▶ [Excerpt provided]:
________________________
Algebraic manipulations are exact operations, thus no error tracking is needed 
here. 

The first group of simplification techniques resides from the observation, that 
some variables of the DAE system do not influence the input-output behavior. 
That includes the elimination of variables and equations and the deletion of 
variables’ time derivatives. In the notions of above, the first one is an algebraic 
manipulation. 

For the second group of simplification techniques, all equations of the DAE 
system are expanded to sum-of-products form, where each part of this expanded 
sum is called a term. The observation, that some terms of a summation contribute 
a very small part to the whole sum and thus can be simplified or even neglected, 
motivates the following modifications on terms: Deletion of terms, substitution 
of terms by constant numeric values, and linearization of terms. 

Each modification step is followed by a numerical error calculation to mea- 
sure the real influence on the input-output behavior due to the modification. 
To calculate the error, a numerical simulation of the system is performed. It 
depends on the given problem which simulation method has to be adopted (DC, 
AC, transient, etc.) - it is even possible to combine different simulations. This 
numerical calculation yields a set of numerical values for all output variables (for 
example, DC points) which have to be combined through an appropriate norm 
to a single error value. Which norm to use (relative norm, maximum norm, 
etc.) again depends on the current problem. In Sect. 5, for example, we apply a 
multiple DC analysis combined with a maximum norm as error calculation. 

Since we are working on multi-output systems, the deviation of each output 
variable has to be taken into account. If the error on one of the output variables 
exceeds the given error bound for this variable, the modification is undone.
________________________
▶ [Records]:
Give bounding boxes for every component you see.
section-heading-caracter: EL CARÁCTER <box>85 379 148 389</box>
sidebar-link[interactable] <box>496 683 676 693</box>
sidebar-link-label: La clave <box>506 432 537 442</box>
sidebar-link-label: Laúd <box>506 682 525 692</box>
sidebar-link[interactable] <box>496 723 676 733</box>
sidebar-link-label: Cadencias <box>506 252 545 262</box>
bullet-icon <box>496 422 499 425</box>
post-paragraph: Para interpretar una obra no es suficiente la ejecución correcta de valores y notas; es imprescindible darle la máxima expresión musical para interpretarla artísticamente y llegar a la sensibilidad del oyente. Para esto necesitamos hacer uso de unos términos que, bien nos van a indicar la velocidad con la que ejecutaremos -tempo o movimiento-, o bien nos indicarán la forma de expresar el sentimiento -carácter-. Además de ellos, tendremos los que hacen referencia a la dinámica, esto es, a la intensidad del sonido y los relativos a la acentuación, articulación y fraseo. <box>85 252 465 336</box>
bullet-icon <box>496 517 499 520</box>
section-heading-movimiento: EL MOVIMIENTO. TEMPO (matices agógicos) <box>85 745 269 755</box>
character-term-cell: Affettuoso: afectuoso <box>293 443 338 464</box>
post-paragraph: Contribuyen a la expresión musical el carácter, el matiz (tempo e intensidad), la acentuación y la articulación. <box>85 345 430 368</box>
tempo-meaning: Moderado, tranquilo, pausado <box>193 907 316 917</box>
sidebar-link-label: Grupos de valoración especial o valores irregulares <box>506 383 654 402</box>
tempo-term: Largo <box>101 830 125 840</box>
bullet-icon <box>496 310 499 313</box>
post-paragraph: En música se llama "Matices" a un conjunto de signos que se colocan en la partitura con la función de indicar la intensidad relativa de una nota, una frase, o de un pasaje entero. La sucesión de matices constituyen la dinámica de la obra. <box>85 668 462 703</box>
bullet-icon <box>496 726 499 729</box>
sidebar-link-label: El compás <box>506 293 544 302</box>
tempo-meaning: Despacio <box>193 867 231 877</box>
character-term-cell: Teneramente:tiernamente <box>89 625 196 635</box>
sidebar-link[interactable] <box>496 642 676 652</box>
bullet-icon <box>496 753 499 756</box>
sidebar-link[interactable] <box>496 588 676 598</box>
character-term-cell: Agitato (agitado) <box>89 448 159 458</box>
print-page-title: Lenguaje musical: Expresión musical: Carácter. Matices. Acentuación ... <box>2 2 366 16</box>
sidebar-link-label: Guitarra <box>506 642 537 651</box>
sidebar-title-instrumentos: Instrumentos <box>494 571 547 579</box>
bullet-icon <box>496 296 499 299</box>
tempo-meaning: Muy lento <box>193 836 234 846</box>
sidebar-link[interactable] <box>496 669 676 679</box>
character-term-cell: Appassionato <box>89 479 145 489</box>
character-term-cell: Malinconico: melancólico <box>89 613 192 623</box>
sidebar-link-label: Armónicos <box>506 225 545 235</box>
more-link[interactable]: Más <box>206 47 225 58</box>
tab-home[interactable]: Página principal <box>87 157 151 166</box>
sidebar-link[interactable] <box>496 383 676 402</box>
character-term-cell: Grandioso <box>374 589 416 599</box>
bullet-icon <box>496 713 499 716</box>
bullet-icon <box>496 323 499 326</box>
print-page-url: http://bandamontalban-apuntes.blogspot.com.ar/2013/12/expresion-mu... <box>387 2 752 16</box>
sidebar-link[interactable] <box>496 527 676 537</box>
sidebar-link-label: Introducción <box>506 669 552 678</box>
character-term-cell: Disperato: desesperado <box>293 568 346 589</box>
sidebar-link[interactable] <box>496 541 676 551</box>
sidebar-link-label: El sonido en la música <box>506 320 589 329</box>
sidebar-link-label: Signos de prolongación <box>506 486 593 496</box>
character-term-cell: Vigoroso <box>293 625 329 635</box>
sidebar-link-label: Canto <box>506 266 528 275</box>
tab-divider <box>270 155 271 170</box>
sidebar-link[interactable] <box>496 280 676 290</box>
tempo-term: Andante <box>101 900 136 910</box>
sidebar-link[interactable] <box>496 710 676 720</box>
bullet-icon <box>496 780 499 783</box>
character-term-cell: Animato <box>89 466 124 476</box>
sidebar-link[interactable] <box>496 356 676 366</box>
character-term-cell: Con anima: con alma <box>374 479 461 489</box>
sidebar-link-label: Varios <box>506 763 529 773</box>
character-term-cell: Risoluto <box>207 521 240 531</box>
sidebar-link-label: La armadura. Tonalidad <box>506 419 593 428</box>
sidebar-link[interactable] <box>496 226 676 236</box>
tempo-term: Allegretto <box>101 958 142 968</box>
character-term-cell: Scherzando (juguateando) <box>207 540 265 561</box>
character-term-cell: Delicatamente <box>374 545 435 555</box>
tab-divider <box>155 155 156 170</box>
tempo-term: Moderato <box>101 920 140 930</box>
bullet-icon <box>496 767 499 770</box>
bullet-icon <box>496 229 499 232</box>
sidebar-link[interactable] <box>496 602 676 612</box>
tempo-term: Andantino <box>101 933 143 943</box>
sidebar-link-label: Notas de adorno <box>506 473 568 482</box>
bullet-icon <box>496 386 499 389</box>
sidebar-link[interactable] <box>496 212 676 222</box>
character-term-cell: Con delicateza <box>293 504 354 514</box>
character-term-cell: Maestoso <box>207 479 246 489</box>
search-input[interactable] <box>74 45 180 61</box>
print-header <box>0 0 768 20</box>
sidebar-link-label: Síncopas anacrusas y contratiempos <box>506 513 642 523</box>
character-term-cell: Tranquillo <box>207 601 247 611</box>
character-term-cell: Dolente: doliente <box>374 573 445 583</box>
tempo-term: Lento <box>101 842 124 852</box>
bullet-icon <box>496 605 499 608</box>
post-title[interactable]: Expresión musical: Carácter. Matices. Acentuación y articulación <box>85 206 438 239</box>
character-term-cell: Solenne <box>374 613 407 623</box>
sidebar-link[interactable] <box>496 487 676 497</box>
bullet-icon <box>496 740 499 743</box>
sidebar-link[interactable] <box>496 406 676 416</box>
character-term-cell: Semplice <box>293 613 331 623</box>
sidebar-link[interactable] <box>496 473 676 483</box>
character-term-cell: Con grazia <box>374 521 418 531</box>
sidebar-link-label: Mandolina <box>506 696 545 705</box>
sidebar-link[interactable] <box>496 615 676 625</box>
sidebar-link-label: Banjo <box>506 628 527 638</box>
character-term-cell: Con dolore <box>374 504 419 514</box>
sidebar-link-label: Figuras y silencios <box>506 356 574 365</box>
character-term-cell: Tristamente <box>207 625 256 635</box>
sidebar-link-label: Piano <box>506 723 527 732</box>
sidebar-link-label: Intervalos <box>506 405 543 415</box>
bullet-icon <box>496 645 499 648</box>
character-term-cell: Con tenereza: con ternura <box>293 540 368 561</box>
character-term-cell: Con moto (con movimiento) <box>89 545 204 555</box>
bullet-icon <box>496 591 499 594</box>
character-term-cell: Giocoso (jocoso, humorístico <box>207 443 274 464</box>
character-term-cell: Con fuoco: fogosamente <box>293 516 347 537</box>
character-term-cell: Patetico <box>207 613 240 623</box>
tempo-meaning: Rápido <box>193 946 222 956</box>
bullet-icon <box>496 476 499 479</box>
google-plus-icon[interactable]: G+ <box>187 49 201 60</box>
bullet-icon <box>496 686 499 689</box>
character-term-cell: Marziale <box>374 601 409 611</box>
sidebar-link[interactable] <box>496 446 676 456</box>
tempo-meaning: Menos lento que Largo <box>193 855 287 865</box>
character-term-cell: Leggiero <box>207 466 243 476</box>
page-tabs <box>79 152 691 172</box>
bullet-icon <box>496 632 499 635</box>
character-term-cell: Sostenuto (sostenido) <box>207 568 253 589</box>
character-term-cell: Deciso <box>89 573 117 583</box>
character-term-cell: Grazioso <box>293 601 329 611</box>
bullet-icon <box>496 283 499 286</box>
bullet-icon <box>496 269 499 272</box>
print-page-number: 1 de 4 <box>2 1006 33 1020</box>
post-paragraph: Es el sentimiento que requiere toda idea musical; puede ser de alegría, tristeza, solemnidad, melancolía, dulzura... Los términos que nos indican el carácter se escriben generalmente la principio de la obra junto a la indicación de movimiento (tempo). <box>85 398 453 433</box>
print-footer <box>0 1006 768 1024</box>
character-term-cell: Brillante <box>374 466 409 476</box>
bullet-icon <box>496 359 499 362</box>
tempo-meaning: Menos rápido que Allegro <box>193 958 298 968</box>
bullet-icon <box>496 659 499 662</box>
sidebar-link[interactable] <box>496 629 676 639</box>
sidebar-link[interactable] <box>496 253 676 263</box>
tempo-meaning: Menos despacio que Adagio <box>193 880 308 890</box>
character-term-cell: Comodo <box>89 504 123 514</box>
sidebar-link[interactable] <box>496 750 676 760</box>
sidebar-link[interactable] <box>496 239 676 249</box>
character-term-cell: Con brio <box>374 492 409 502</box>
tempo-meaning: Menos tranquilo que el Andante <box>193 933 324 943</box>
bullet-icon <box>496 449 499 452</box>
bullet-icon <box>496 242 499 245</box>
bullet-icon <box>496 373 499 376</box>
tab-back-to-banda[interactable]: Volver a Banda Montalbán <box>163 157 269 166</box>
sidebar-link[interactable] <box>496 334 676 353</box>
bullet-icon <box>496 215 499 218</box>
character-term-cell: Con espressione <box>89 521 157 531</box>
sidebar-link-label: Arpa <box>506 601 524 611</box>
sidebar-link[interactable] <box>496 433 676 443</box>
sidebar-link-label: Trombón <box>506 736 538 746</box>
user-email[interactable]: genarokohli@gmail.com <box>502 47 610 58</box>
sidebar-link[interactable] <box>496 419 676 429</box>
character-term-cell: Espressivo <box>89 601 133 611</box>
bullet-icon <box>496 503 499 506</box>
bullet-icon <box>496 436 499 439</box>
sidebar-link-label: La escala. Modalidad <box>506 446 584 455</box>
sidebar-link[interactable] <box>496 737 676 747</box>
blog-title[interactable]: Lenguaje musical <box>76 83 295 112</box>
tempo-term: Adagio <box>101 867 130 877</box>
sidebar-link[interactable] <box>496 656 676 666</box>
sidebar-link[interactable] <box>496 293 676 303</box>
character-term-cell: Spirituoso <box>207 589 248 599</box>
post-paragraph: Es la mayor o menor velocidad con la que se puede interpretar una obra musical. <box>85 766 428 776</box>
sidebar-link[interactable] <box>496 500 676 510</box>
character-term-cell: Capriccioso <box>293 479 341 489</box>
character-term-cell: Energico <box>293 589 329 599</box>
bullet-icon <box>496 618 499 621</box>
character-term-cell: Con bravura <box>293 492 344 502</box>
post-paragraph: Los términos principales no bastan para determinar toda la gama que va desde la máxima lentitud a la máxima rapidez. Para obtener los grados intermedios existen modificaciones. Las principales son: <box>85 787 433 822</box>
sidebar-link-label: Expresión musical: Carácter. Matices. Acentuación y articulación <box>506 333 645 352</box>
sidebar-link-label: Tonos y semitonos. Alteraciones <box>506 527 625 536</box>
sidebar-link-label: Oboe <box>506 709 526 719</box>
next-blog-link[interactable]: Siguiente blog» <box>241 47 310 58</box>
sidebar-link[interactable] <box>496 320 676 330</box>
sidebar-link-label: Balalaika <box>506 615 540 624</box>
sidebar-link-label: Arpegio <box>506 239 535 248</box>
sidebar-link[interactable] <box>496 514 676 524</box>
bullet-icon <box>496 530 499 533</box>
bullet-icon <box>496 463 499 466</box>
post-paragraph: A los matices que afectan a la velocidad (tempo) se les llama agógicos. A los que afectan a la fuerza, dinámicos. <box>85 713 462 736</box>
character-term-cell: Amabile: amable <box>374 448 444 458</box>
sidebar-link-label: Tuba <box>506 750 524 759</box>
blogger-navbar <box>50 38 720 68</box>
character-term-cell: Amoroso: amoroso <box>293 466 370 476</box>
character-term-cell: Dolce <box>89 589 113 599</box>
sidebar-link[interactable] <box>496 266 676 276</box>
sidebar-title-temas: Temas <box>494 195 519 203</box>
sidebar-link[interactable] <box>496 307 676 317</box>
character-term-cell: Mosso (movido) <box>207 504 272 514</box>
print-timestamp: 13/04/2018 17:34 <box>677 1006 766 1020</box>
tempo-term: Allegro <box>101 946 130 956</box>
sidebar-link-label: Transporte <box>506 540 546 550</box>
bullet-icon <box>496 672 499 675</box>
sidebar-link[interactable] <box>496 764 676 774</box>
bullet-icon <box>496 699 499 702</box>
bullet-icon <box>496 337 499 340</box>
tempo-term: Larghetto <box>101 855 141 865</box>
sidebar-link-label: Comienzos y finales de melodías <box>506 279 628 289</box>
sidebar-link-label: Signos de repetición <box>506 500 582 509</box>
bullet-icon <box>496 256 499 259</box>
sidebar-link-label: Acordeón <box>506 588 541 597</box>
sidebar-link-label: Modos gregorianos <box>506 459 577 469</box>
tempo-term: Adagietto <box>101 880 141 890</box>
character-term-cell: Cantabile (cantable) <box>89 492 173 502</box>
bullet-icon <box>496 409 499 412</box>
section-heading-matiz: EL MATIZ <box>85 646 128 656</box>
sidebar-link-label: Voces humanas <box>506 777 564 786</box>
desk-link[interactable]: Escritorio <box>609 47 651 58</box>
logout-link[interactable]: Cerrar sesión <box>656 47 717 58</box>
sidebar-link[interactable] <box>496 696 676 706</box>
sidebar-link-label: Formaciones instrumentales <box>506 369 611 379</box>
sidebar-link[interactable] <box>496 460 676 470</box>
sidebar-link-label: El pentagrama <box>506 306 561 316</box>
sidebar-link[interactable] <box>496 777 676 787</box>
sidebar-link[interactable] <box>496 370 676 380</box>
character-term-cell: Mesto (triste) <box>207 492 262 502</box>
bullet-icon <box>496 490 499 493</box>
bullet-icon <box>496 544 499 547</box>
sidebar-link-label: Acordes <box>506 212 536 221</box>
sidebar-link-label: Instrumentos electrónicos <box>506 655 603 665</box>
________________________
▶ [Brief]: Extend the passage on simplifying DAE systems, picking up right after its final sentence. The entries play no role here.

▶ [Exercise output]:
3 Ranking Methods 

The application order of the methods described in Sect. 2 influences the number 
of possible simplifications until the error bound is reached and an optimal order 
depends on the given problem. The implementation of the algorithm in Analog 
Insydes allows to change this order. 

Within one simplification method the number of possible simplifications is 
also influenced by the order in which the simplifications are applied, for example, 
the order of terms in which they are deleted. An optimized order is desirable 
to maximize the number of simplifications and to minimize the number of error 
calculations. An algorithm that predicts the influence of a simplification on the 
output is called ranking method. Ranking algorithms are described in [9] for 
cancellation of terms and in [13] for substitution of terms by constant numeric 
values. 

To handle multi-output systems the ranking algorithm must be able to pre- 
dict the error for each output variable separately. Afterwards these values have 
to be combined with the user given error bound to an overall error prediction.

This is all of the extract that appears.